Data records:
______________________________

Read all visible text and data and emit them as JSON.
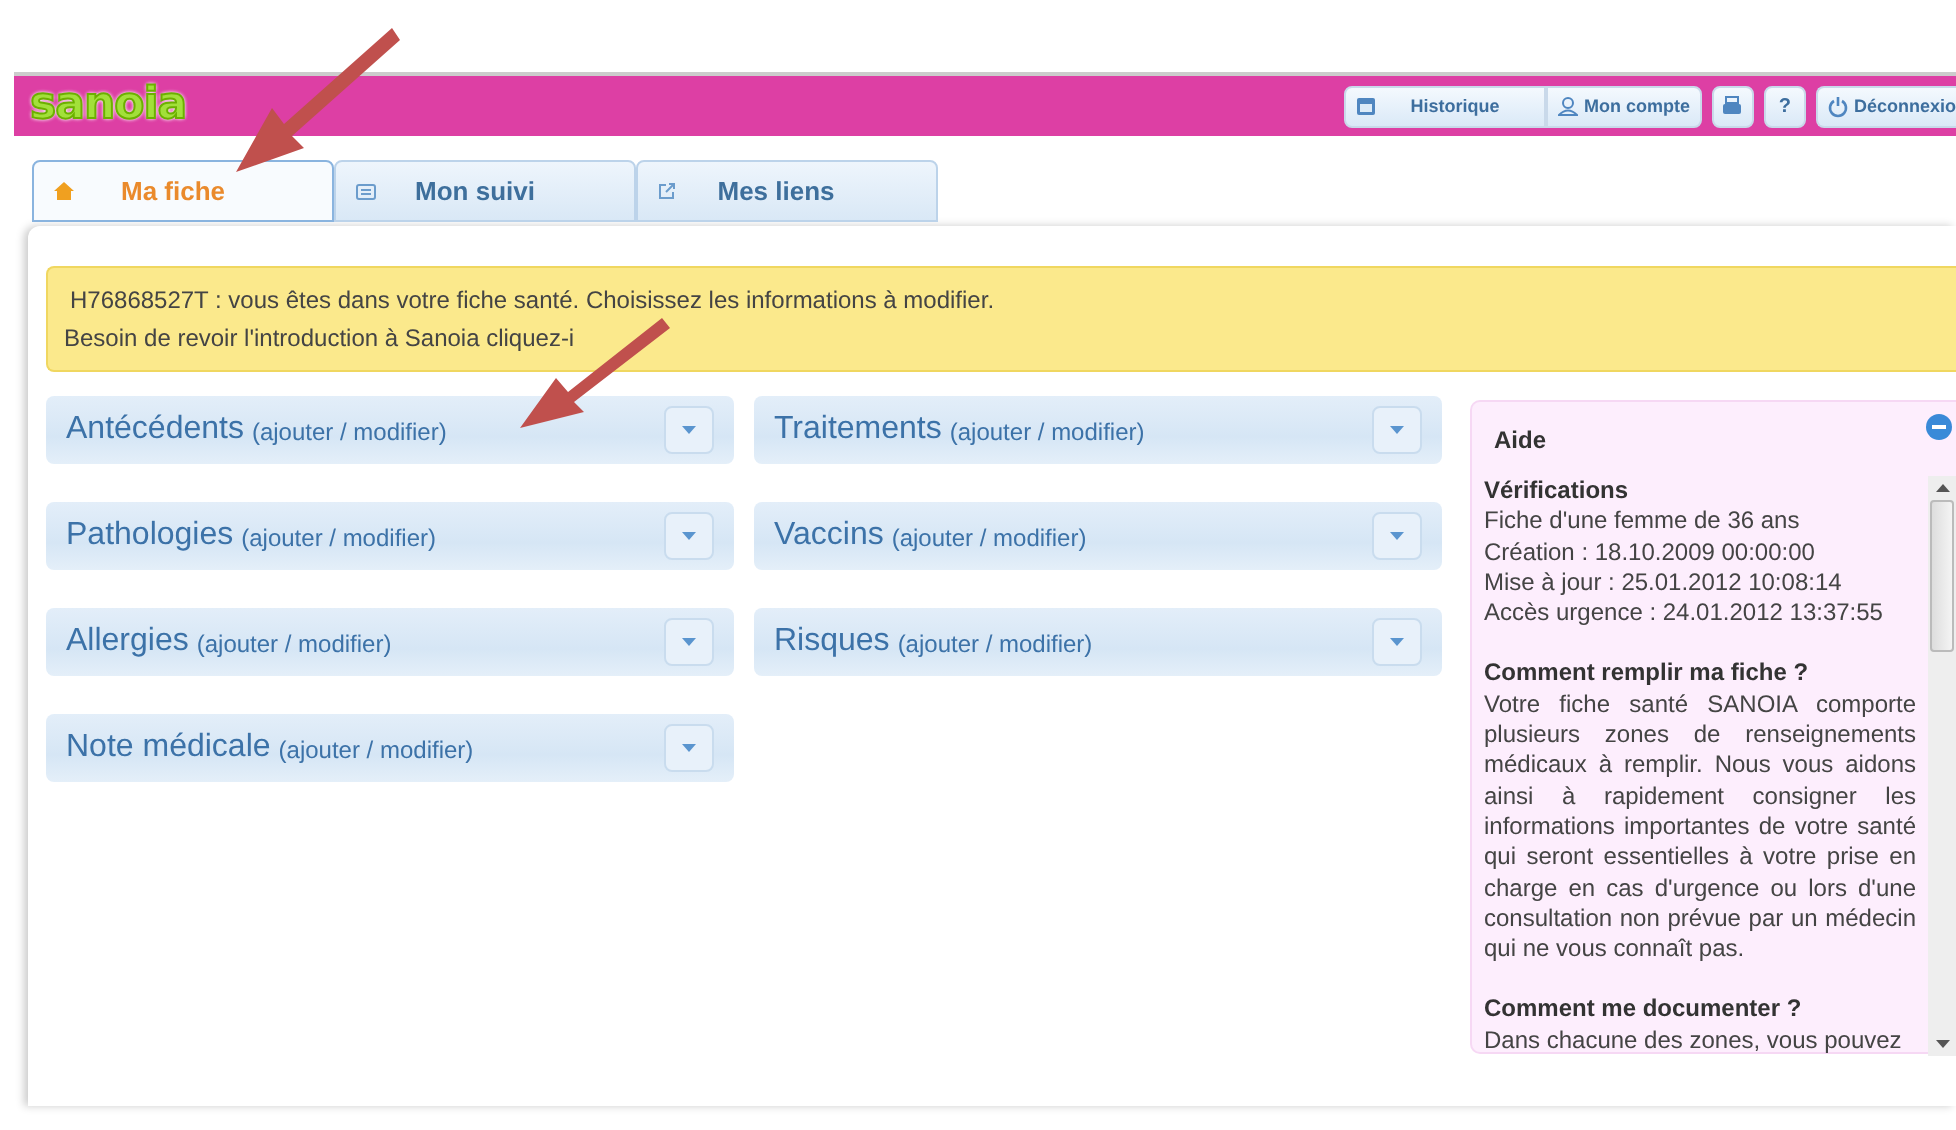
{
  "header": {
    "logo": "sanoia",
    "buttons": [
      {
        "kind": "history",
        "label": "Historique"
      },
      {
        "kind": "account",
        "label": "Mon compte"
      },
      {
        "kind": "print"
      },
      {
        "kind": "help",
        "label": "?"
      },
      {
        "kind": "logout",
        "label": "Déconnexio"
      }
    ]
  },
  "tabs": [
    {
      "kind": "home",
      "label": "Ma fiche",
      "selected": true
    },
    {
      "kind": "monitor",
      "label": "Mon suivi",
      "selected": false
    },
    {
      "kind": "links",
      "label": "Mes liens",
      "selected": false
    }
  ],
  "notice": {
    "lines": [
      "H76868527T : vous êtes dans votre fiche santé. Choisissez les informations à modifier.",
      "Besoin de revoir l'introduction à Sanoia cliquez-i"
    ]
  },
  "sections": [
    {
      "title": "Antécédents",
      "action": "(ajouter / modifier)"
    },
    {
      "title": "Traitements",
      "action": "(ajouter / modifier)"
    },
    {
      "title": "Pathologies",
      "action": "(ajouter / modifier)"
    },
    {
      "title": "Vaccins",
      "action": "(ajouter / modifier)"
    },
    {
      "title": "Allergies",
      "action": "(ajouter / modifier)"
    },
    {
      "title": "Risques",
      "action": "(ajouter / modifier)"
    },
    {
      "title": "Note médicale",
      "action": "(ajouter / modifier)"
    }
  ],
  "help": {
    "title": "Aide",
    "blocks": [
      {
        "kind": "lines",
        "heading": "Vérifications",
        "lines": [
          "Fiche d'une femme de 36 ans",
          "Création : 18.10.2009 00:00:00",
          "Mise à jour : 25.01.2012 10:08:14",
          "Accès urgence : 24.01.2012 13:37:55"
        ]
      },
      {
        "kind": "paragraph",
        "heading": "Comment remplir ma fiche ?",
        "text": "Votre fiche santé SANOIA comporte plusieurs zones de renseignements médicaux à remplir. Nous vous aidons ainsi à rapidement consigner les informations importantes de votre santé qui seront essentielles à votre prise en charge en cas d'urgence ou lors d'une consultation non prévue par un médecin qui ne vous connaît pas."
      },
      {
        "kind": "paragraph",
        "heading": "Comment me documenter ?",
        "text": "Dans chacune des zones, vous pouvez"
      }
    ]
  }
}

______________________________

Task prompt:
Work out how many lines of the data hold the string "kind". Reply with that number alone.

Result of the exercise:
11